Problem details: Lines containing the word "süresi" are to be located and copied.

Data supplied:

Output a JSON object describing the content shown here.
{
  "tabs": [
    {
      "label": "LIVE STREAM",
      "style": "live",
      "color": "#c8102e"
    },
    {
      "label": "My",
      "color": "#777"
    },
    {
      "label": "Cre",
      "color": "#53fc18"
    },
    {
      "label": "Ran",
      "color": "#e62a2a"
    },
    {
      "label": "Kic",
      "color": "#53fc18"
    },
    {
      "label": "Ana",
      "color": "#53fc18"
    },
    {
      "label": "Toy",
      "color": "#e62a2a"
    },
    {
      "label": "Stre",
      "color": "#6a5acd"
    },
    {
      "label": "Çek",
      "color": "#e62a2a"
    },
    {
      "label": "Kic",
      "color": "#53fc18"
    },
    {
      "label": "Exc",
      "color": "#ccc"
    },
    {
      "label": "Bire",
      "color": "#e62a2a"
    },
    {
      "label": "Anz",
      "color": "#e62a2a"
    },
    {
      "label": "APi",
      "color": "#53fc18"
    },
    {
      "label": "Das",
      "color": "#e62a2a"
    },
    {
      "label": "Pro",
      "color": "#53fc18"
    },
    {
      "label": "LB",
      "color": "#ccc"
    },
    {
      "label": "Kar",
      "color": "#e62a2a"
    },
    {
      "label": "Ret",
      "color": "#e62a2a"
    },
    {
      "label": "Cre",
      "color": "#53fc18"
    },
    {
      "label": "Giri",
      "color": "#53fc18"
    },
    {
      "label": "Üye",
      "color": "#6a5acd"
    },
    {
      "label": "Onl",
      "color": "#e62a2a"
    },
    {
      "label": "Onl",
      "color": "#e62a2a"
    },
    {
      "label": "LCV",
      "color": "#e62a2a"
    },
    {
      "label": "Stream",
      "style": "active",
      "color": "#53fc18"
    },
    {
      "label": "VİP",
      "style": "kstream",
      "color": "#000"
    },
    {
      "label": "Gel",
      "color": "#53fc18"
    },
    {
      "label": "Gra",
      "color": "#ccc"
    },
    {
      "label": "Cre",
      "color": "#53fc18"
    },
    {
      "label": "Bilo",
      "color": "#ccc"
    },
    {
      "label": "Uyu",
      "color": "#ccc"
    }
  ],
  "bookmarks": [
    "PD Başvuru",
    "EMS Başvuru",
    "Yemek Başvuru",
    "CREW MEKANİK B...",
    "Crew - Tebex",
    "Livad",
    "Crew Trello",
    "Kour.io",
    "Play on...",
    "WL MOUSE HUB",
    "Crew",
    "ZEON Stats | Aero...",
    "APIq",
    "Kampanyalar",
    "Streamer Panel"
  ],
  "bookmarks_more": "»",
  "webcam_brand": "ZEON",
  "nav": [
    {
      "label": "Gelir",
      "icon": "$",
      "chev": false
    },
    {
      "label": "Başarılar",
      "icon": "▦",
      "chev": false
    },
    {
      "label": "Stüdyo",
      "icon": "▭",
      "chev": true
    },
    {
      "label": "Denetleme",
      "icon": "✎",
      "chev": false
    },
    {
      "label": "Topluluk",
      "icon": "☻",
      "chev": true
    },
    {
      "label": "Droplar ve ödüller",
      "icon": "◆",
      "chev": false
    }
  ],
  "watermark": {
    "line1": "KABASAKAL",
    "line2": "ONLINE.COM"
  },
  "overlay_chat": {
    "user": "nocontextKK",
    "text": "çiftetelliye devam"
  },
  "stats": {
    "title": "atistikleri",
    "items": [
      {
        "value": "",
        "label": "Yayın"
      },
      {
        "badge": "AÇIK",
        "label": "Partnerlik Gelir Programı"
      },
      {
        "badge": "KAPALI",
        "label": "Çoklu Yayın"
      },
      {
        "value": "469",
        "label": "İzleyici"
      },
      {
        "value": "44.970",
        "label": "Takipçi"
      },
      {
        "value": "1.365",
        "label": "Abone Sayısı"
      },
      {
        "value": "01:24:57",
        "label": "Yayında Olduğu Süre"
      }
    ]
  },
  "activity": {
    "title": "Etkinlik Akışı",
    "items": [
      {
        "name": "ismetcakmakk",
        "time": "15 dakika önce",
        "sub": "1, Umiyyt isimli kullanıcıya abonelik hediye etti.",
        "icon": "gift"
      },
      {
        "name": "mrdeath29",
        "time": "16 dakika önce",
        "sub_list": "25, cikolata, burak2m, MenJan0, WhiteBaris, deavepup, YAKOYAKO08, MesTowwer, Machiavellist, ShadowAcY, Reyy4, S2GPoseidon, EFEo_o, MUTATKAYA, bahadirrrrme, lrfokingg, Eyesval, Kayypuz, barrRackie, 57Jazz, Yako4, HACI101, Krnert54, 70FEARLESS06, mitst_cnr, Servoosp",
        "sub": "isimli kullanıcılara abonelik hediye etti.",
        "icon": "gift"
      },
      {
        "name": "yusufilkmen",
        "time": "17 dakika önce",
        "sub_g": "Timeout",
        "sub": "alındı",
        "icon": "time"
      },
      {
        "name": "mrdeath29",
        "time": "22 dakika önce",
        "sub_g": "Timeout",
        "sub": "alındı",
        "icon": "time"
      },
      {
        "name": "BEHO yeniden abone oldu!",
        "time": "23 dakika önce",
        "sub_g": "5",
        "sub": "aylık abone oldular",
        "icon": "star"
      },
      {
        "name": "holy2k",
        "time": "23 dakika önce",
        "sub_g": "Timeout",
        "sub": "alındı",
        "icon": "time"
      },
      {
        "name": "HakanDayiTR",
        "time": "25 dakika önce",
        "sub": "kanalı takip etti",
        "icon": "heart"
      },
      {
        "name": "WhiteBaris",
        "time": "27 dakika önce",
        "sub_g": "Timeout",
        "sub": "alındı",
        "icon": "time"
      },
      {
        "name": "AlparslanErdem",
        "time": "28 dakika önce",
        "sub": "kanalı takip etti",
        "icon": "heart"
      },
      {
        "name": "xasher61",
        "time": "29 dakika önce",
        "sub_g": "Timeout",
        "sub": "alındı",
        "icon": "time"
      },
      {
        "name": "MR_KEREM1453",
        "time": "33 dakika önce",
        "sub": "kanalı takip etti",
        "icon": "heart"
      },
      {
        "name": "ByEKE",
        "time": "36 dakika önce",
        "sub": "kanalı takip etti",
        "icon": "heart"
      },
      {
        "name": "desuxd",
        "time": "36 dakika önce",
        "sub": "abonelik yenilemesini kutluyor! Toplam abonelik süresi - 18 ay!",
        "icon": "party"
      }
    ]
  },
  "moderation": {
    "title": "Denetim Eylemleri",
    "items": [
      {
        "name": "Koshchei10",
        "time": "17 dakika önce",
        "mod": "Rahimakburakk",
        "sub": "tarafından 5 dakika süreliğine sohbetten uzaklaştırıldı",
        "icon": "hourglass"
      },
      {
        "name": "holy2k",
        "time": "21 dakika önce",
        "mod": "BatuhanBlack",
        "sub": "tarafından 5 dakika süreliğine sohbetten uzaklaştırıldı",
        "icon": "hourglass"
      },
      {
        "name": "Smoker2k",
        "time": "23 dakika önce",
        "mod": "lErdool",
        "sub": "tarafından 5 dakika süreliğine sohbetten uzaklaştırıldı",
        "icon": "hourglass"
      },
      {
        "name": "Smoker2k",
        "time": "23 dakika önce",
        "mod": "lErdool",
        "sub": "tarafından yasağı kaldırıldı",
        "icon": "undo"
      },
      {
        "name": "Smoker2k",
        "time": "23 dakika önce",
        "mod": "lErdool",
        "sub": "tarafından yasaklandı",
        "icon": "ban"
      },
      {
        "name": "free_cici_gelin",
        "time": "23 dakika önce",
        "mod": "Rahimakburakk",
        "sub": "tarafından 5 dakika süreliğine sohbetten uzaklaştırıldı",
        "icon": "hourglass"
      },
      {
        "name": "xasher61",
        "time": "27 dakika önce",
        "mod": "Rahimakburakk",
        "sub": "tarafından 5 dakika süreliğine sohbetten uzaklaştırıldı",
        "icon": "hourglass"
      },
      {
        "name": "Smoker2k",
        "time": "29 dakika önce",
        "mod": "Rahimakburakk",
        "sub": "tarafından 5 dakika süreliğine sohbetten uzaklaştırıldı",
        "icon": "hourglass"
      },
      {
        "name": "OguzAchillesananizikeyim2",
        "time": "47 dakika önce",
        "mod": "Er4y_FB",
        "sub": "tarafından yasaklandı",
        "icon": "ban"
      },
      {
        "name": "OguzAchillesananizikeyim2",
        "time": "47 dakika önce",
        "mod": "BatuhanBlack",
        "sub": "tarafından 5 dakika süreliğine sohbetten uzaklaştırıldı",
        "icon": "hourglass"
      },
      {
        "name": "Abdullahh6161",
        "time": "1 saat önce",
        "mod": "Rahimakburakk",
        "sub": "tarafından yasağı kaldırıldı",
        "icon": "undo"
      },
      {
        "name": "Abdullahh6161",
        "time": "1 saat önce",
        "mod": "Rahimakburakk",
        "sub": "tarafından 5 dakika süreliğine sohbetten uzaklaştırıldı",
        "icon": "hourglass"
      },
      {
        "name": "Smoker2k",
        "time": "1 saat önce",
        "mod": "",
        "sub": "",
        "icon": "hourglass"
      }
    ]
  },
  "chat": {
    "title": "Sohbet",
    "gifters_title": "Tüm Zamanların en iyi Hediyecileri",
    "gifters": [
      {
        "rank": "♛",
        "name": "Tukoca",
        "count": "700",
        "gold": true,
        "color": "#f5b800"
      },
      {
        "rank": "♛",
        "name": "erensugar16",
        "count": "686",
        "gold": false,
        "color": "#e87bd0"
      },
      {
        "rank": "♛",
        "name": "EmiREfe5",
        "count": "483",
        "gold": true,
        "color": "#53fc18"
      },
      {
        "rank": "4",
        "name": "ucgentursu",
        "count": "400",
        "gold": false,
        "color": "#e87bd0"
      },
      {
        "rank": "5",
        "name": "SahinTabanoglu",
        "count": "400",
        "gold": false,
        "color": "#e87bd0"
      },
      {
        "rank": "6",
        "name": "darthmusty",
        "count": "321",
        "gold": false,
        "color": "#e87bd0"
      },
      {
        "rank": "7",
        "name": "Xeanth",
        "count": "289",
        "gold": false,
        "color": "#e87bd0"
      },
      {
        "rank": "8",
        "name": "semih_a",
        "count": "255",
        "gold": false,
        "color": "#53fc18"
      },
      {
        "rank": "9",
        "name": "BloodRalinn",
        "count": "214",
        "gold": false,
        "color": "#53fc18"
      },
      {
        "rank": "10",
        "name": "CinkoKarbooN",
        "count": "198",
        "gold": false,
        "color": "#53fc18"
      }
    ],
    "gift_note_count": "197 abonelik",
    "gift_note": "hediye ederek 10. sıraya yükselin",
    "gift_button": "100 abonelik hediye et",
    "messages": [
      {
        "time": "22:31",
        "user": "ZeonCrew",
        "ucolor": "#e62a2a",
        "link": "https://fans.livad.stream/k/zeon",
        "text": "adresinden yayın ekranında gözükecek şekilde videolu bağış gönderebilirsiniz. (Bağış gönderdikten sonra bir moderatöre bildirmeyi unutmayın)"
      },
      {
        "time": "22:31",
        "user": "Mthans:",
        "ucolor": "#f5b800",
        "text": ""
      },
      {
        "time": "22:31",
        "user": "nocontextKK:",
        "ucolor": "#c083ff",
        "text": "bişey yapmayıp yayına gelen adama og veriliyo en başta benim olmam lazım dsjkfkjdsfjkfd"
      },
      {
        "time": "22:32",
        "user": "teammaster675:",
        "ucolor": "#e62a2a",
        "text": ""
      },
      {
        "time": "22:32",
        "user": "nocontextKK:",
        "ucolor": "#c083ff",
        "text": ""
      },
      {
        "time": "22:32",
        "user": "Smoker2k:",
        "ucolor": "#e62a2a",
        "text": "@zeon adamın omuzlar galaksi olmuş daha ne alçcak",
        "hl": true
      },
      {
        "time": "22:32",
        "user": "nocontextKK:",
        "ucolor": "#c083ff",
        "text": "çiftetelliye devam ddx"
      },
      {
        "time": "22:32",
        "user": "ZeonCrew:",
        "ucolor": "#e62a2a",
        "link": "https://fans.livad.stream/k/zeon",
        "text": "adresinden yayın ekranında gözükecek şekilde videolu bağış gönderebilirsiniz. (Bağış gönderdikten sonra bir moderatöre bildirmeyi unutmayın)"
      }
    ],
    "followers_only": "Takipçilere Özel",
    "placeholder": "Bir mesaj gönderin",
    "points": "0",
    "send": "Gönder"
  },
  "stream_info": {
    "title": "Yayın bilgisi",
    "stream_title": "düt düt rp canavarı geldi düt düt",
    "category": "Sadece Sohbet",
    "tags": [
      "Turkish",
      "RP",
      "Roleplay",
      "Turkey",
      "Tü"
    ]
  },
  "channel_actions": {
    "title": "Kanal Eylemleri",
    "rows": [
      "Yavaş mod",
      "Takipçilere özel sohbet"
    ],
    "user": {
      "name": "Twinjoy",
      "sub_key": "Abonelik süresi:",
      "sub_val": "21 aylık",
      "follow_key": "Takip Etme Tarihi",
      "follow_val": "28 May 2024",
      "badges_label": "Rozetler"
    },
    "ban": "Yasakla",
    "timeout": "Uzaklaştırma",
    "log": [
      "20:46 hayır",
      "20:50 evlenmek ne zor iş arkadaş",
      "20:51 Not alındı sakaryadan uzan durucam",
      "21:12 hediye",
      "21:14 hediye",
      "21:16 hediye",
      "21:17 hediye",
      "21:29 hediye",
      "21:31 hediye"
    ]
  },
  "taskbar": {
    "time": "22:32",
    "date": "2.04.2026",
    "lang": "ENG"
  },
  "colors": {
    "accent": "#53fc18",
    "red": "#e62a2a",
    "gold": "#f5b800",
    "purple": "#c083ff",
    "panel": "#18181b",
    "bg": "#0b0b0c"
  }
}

Written solution:
        "sub": "abonelik yenilemesini kutluyor! Toplam abonelik süresi - 18 ay!",
      "sub_key": "Abonelik süresi:",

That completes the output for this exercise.